> **EXERCISE TASK**
Scan the entries below for the word "Case". Copy each line that has it.

> **AVAILABLE DATA**
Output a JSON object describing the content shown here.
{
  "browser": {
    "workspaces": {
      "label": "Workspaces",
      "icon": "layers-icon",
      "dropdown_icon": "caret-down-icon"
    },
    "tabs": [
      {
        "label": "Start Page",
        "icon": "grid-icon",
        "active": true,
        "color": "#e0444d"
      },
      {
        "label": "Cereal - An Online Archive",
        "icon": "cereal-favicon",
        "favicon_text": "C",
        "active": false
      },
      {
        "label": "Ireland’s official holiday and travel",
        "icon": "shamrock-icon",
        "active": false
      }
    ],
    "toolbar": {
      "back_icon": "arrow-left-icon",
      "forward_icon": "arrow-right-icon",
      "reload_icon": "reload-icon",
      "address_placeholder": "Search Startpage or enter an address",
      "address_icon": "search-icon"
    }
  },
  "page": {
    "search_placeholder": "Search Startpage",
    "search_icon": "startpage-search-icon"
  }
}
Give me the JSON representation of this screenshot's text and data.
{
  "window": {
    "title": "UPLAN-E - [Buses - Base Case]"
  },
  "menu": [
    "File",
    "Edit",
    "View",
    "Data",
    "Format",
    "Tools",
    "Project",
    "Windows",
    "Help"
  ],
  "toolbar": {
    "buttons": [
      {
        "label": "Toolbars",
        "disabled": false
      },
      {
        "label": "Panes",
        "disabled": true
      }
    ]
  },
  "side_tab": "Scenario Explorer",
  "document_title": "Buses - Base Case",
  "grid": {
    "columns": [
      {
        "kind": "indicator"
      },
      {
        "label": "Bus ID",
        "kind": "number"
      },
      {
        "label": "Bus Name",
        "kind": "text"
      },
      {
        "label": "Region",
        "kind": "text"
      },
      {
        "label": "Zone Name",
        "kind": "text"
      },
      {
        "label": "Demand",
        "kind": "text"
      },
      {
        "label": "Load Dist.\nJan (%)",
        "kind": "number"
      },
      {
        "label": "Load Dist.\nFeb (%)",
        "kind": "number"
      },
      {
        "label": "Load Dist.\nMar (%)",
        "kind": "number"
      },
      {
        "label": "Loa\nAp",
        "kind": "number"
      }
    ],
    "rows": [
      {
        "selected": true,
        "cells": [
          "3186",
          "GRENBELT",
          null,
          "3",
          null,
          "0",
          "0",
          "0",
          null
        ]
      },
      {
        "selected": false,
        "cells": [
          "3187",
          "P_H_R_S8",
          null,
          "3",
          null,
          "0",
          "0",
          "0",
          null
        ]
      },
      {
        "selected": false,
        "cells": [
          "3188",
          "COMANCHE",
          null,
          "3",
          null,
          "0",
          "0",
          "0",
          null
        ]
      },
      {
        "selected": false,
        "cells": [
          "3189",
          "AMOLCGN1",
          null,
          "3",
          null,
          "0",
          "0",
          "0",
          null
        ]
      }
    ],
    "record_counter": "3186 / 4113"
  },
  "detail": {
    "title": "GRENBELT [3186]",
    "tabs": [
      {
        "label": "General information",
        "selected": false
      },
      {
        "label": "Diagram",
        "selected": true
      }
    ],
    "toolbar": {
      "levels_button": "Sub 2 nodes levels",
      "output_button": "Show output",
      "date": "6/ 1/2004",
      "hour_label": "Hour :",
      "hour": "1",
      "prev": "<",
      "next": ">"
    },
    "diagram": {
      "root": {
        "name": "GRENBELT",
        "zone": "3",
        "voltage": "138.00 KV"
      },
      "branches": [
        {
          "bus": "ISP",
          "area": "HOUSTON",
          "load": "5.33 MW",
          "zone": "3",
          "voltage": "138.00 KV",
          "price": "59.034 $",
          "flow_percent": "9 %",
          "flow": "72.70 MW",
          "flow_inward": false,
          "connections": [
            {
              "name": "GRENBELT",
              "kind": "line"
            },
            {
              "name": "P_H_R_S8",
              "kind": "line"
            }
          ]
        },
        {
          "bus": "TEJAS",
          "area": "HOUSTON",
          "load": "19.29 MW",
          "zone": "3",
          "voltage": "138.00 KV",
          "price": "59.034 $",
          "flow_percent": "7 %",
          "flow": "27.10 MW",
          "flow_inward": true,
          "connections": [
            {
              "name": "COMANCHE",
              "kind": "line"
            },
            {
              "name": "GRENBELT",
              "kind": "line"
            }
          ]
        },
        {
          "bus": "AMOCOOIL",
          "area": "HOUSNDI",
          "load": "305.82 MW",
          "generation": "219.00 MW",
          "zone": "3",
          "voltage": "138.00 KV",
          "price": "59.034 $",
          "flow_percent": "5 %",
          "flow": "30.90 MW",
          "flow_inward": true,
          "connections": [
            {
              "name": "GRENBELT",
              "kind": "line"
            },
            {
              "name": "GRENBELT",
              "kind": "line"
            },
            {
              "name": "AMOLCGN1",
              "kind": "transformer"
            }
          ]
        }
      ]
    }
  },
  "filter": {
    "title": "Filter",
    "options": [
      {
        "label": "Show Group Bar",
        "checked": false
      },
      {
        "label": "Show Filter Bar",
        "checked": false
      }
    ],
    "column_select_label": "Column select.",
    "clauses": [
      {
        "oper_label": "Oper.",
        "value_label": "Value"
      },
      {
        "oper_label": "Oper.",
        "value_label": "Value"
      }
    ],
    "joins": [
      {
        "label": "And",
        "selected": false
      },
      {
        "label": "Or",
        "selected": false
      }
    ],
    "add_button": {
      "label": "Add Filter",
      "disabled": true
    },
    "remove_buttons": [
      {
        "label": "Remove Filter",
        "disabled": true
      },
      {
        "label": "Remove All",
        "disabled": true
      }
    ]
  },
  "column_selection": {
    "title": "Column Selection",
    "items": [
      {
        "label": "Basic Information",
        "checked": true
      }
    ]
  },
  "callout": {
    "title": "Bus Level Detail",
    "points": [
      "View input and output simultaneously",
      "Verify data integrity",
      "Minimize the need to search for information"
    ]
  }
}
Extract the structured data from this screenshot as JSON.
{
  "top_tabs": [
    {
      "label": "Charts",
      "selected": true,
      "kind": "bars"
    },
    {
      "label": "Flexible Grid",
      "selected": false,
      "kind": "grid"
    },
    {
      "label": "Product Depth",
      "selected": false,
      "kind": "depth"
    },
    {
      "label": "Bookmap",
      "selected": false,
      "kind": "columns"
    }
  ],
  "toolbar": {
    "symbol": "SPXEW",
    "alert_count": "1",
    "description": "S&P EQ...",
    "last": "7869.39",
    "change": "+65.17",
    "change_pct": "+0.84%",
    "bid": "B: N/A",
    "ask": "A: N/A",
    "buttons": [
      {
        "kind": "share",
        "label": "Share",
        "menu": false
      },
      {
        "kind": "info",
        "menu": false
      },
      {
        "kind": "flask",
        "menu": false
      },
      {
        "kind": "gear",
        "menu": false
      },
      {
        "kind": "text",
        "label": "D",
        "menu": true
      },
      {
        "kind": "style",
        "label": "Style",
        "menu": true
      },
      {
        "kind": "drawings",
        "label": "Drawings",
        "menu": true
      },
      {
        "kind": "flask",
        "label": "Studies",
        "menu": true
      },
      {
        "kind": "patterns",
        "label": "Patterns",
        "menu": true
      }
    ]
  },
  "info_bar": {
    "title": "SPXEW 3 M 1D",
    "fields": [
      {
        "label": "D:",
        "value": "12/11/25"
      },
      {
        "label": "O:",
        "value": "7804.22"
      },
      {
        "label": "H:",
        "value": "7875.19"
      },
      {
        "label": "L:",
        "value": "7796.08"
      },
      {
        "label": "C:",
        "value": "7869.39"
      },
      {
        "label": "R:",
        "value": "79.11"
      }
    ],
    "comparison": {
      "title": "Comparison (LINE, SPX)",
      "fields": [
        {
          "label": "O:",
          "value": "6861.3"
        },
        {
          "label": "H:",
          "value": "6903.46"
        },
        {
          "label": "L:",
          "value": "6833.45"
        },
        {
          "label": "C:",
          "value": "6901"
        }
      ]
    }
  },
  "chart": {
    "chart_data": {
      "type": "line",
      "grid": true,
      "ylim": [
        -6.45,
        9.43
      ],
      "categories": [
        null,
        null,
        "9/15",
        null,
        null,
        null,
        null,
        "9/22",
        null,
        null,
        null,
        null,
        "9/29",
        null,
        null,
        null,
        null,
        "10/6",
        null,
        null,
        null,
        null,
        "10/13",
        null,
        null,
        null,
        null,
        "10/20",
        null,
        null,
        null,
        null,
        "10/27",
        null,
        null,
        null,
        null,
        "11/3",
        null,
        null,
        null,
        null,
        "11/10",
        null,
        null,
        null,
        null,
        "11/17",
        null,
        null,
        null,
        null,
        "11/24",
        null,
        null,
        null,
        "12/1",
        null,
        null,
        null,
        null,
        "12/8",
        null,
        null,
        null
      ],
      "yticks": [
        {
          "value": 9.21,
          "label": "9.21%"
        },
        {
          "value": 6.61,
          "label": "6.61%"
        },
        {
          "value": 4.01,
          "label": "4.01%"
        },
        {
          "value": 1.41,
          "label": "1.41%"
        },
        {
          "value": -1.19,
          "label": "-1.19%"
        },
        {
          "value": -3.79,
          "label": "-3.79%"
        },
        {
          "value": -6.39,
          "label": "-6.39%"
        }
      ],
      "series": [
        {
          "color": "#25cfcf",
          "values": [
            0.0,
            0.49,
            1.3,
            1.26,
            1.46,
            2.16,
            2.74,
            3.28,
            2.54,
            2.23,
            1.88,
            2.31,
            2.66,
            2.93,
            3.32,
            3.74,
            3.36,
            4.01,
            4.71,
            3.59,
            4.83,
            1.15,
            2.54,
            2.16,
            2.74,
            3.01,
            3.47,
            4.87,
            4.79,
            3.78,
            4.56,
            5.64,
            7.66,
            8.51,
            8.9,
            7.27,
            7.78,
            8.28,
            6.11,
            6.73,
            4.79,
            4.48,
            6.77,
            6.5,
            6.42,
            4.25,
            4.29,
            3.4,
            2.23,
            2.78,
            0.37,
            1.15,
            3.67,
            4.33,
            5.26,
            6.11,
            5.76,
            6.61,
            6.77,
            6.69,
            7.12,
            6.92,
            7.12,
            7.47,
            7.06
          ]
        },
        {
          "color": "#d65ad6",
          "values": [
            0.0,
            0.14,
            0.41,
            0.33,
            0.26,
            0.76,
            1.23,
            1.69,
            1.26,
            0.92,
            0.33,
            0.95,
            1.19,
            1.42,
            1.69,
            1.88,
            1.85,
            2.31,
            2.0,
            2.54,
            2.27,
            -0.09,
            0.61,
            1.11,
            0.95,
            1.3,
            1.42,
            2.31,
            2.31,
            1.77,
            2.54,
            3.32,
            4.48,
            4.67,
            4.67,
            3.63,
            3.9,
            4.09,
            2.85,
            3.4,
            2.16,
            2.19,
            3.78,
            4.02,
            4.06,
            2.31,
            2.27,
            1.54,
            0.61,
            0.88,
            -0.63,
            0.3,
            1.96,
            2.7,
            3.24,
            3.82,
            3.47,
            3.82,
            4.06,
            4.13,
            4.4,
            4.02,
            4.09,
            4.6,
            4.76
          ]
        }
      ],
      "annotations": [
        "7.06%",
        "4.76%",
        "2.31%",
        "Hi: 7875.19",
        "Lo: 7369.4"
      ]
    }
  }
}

> **RESPONSE BELOW**
    "title": "UPLAN-E - [Buses - Base Case]"
  "document_title": "Buses - Base Case",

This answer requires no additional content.